• _DIRECTION_:
List all lines in the material below that contain "Ciudades".

Stored records

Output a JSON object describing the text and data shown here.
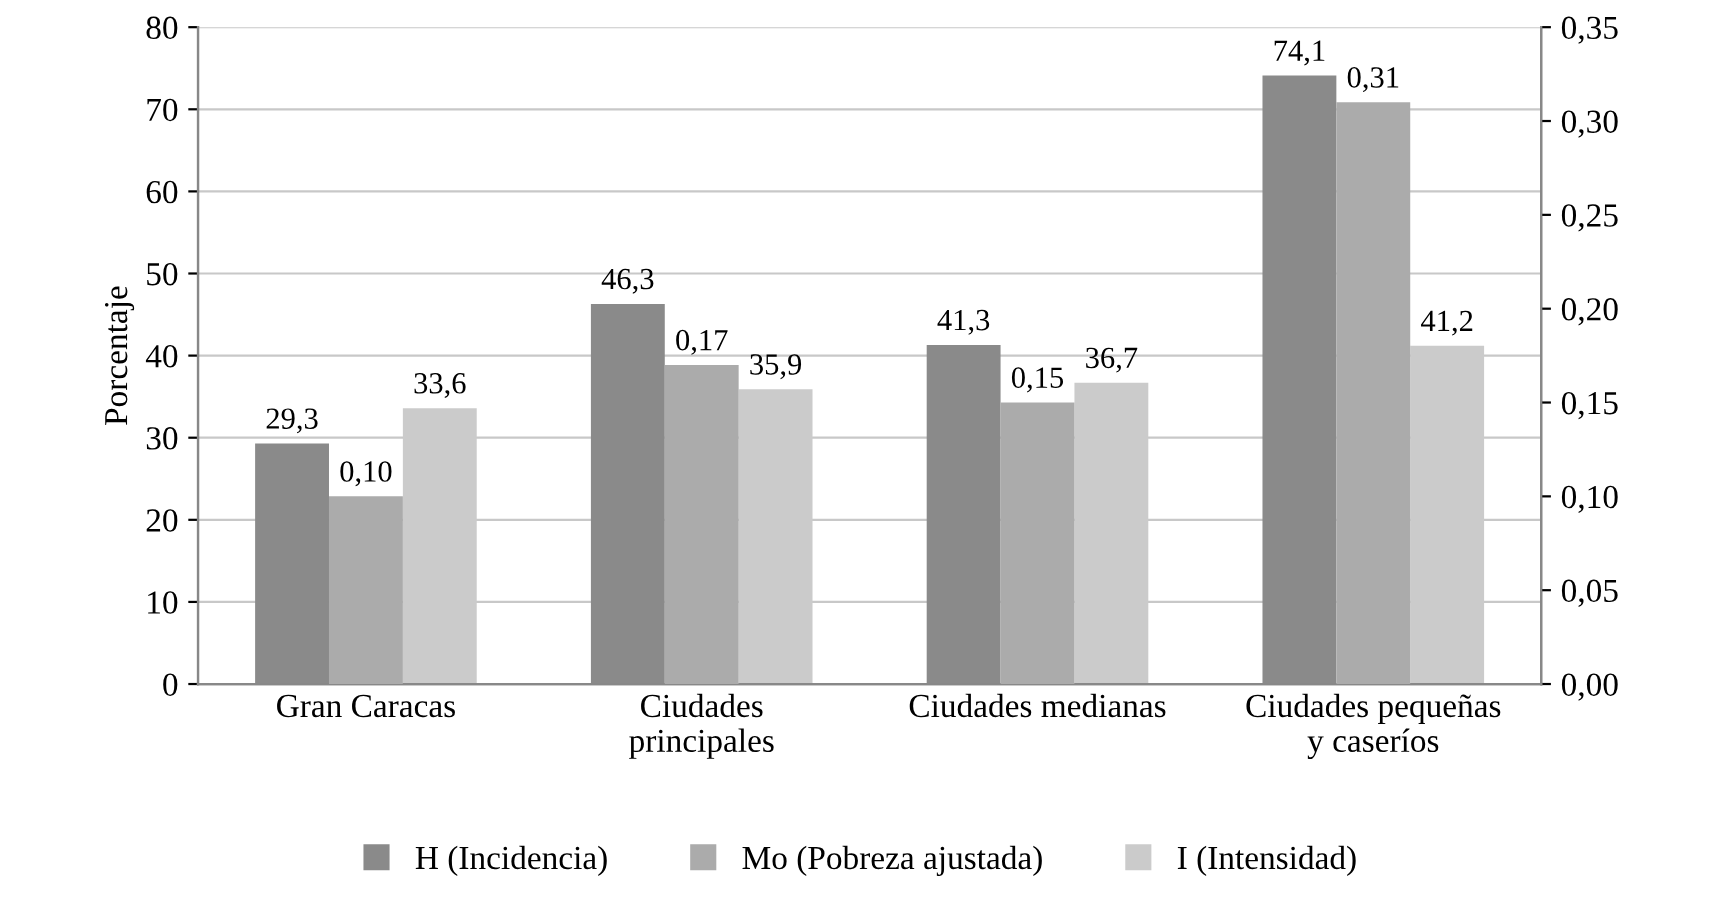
{
  "chart_data": {
    "type": "bar",
    "ylabel": "Porcentaje",
    "categories": [
      "Gran Caracas",
      "Ciudades\nprincipales",
      "Ciudades medianas",
      "Ciudades pequeñas\ny caseríos"
    ],
    "series": [
      {
        "name": "H (Incidencia)",
        "color": "#8a8a8a",
        "values": [
          29.3,
          46.3,
          41.3,
          74.1
        ],
        "value_labels": [
          "29,3",
          "46,3",
          "41,3",
          "74,1"
        ]
      },
      {
        "name": "Mo (Pobreza ajustada)",
        "color": "#ababab",
        "axis": "y2",
        "values": [
          0.1,
          0.17,
          0.15,
          0.31
        ],
        "value_labels": [
          "0,10",
          "0,17",
          "0,15",
          "0,31"
        ]
      },
      {
        "name": "I (Intensidad)",
        "color": "#cbcbcb",
        "values": [
          33.6,
          35.9,
          36.7,
          41.2
        ],
        "value_labels": [
          "33,6",
          "35,9",
          "36,7",
          "41,2"
        ]
      }
    ],
    "ylim": [
      0,
      80
    ],
    "yticks": [
      0,
      10,
      20,
      30,
      40,
      50,
      60,
      70,
      80
    ],
    "y2lim": [
      0,
      0.35
    ],
    "y2ticks": [
      {
        "value": 0,
        "label": "0,00"
      },
      {
        "value": 0.05,
        "label": "0,05"
      },
      {
        "value": 0.1,
        "label": "0,10"
      },
      {
        "value": 0.15,
        "label": "0,15"
      },
      {
        "value": 0.2,
        "label": "0,20"
      },
      {
        "value": 0.25,
        "label": "0,25"
      },
      {
        "value": 0.3,
        "label": "0,30"
      },
      {
        "value": 0.35,
        "label": "0,35"
      }
    ],
    "grid": "y",
    "legend": "bottom"
  }
}
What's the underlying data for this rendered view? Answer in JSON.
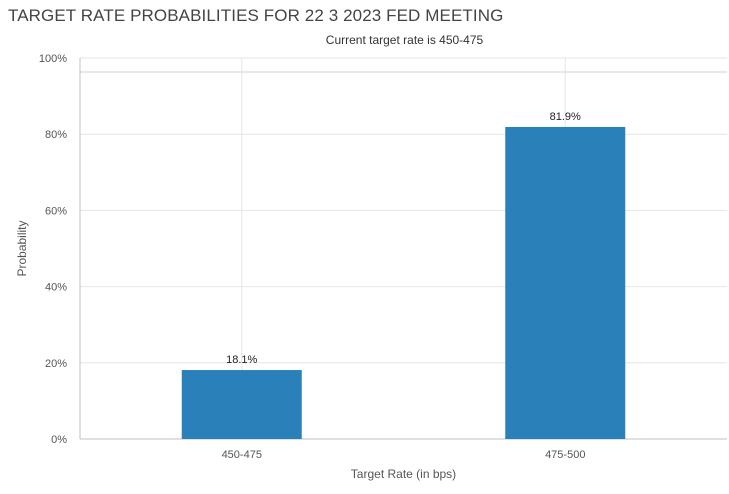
{
  "chart_data": {
    "type": "bar",
    "title": "TARGET RATE PROBABILITIES FOR 22 3 2023 FED MEETING",
    "subtitle": "Current target rate is 450-475",
    "categories": [
      "450-475",
      "475-500"
    ],
    "values": [
      18.1,
      81.9
    ],
    "data_labels": [
      "18.1%",
      "81.9%"
    ],
    "xlabel": "Target Rate (in bps)",
    "ylabel": "Probability",
    "ylim": [
      0,
      100
    ],
    "yticks": [
      0,
      20,
      40,
      60,
      80,
      100
    ],
    "ytick_labels": [
      "0%",
      "20%",
      "40%",
      "60%",
      "80%",
      "100%"
    ],
    "grid": true,
    "legend": "none",
    "colors": {
      "bar": "#2a80b9",
      "grid": "#e6e6e6",
      "axis": "#c0c0c0",
      "text": "#333333"
    }
  }
}
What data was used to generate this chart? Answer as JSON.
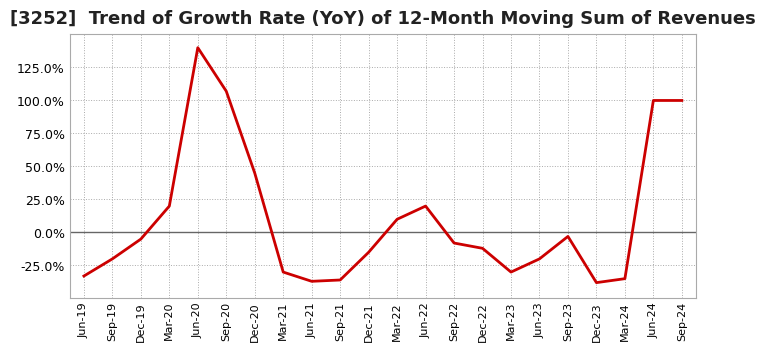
{
  "title": "[3252]  Trend of Growth Rate (YoY) of 12-Month Moving Sum of Revenues",
  "x_labels": [
    "Jun-19",
    "Sep-19",
    "Dec-19",
    "Mar-20",
    "Jun-20",
    "Sep-20",
    "Dec-20",
    "Mar-21",
    "Jun-21",
    "Sep-21",
    "Dec-21",
    "Mar-22",
    "Jun-22",
    "Sep-22",
    "Dec-22",
    "Mar-23",
    "Jun-23",
    "Sep-23",
    "Dec-23",
    "Mar-24",
    "Jun-24",
    "Sep-24"
  ],
  "y_values": [
    -33,
    -20,
    -5,
    20,
    140,
    107,
    45,
    -30,
    -37,
    -36,
    -15,
    10,
    20,
    -8,
    -12,
    -30,
    -20,
    -3,
    -38,
    -35,
    100,
    100
  ],
  "line_color": "#cc0000",
  "background_color": "#ffffff",
  "grid_color": "#aaaaaa",
  "zero_line_color": "#666666",
  "ylim": [
    -50,
    150
  ],
  "yticks": [
    -25,
    0,
    25,
    50,
    75,
    100,
    125
  ],
  "title_fontsize": 13,
  "line_width": 2.0,
  "spine_color": "#aaaaaa"
}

• _THE RESPONSE_:
      "Ciudades\nprincipales",
      "Ciudades medianas",
      "Ciudades pequeñas\ny caseríos"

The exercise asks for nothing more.